══ Recorded data
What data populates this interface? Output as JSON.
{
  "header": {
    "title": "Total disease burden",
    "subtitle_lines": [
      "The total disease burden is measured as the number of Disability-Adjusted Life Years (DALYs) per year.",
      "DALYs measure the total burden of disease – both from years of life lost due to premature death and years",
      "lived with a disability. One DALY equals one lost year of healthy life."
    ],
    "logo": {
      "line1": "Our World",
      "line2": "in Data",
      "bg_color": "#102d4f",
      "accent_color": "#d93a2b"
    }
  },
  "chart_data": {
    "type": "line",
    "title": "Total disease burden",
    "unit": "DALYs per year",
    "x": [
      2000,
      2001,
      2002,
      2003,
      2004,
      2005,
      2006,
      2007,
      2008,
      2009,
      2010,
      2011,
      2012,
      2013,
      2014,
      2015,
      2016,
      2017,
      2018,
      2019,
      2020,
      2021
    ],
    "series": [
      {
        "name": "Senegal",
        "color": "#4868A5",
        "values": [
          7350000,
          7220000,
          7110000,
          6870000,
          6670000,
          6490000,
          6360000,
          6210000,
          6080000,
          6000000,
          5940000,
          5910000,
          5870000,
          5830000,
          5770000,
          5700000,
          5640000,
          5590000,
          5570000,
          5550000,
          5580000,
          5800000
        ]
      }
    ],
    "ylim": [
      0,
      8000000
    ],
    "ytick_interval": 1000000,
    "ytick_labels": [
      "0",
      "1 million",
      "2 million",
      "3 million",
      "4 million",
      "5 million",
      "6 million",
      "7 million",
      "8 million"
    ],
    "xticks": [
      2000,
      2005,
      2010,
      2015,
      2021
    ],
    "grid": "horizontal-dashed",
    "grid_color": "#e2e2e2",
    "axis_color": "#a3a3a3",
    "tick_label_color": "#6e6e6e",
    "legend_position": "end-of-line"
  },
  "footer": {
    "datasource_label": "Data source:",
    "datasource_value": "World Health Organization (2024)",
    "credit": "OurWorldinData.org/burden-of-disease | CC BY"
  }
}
════
### Task prompt
From the records, copy every line that has the string "lost" in it.

### The completed task
      "DALYs measure the total burden of disease – both from years of life lost due to premature death and years",
      "lived with a disability. One DALY equals one lost year of healthy life."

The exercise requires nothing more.